SET EXERCISE >> Leave out the pictures and repeat the rest of the material exactly.

DATA LISTING >>

↓

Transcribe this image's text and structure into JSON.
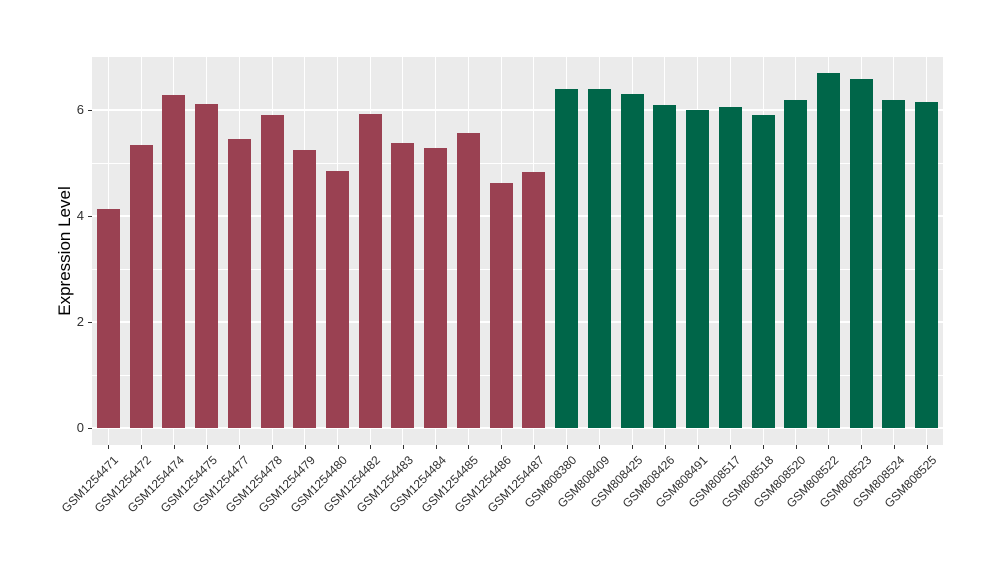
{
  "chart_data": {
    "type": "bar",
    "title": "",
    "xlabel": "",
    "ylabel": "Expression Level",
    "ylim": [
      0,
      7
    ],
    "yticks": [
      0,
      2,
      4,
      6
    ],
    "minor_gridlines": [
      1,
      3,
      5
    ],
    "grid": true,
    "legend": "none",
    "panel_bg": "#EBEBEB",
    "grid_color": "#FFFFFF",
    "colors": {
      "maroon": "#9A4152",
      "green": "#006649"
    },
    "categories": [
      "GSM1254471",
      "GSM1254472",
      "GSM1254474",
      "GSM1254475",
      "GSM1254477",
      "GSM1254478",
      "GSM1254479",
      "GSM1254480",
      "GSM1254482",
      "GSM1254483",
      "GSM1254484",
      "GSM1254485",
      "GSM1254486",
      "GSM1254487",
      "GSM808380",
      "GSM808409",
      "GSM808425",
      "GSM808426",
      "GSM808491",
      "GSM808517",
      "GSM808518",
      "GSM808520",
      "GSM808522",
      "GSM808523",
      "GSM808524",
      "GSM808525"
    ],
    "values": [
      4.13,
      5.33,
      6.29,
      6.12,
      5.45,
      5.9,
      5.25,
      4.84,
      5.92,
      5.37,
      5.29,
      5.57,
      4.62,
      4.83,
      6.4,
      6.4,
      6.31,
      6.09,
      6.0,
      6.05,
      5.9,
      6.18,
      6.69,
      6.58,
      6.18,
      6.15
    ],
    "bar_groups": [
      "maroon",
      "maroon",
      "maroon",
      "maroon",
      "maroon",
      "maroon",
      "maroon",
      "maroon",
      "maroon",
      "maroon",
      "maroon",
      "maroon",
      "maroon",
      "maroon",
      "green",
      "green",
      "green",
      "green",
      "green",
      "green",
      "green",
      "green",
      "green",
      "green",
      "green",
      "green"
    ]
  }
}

↑

ANSWER >>
Transcribe this image's text and structure into JSON.
{
  "chart_data": {
    "type": "bar",
    "title": "",
    "xlabel": "",
    "ylabel": "Expression Level",
    "ylim": [
      0,
      7
    ],
    "yticks": [
      0,
      2,
      4,
      6
    ],
    "minor_gridlines": [
      1,
      3,
      5
    ],
    "grid": true,
    "legend": "none",
    "panel_bg": "#EBEBEB",
    "grid_color": "#FFFFFF",
    "colors": {
      "maroon": "#9A4152",
      "green": "#006649"
    },
    "categories": [
      "GSM1254471",
      "GSM1254472",
      "GSM1254474",
      "GSM1254475",
      "GSM1254477",
      "GSM1254478",
      "GSM1254479",
      "GSM1254480",
      "GSM1254482",
      "GSM1254483",
      "GSM1254484",
      "GSM1254485",
      "GSM1254486",
      "GSM1254487",
      "GSM808380",
      "GSM808409",
      "GSM808425",
      "GSM808426",
      "GSM808491",
      "GSM808517",
      "GSM808518",
      "GSM808520",
      "GSM808522",
      "GSM808523",
      "GSM808524",
      "GSM808525"
    ],
    "values": [
      4.13,
      5.33,
      6.29,
      6.12,
      5.45,
      5.9,
      5.25,
      4.84,
      5.92,
      5.37,
      5.29,
      5.57,
      4.62,
      4.83,
      6.4,
      6.4,
      6.31,
      6.09,
      6.0,
      6.05,
      5.9,
      6.18,
      6.69,
      6.58,
      6.18,
      6.15
    ],
    "bar_groups": [
      "maroon",
      "maroon",
      "maroon",
      "maroon",
      "maroon",
      "maroon",
      "maroon",
      "maroon",
      "maroon",
      "maroon",
      "maroon",
      "maroon",
      "maroon",
      "maroon",
      "green",
      "green",
      "green",
      "green",
      "green",
      "green",
      "green",
      "green",
      "green",
      "green",
      "green",
      "green"
    ]
  }
}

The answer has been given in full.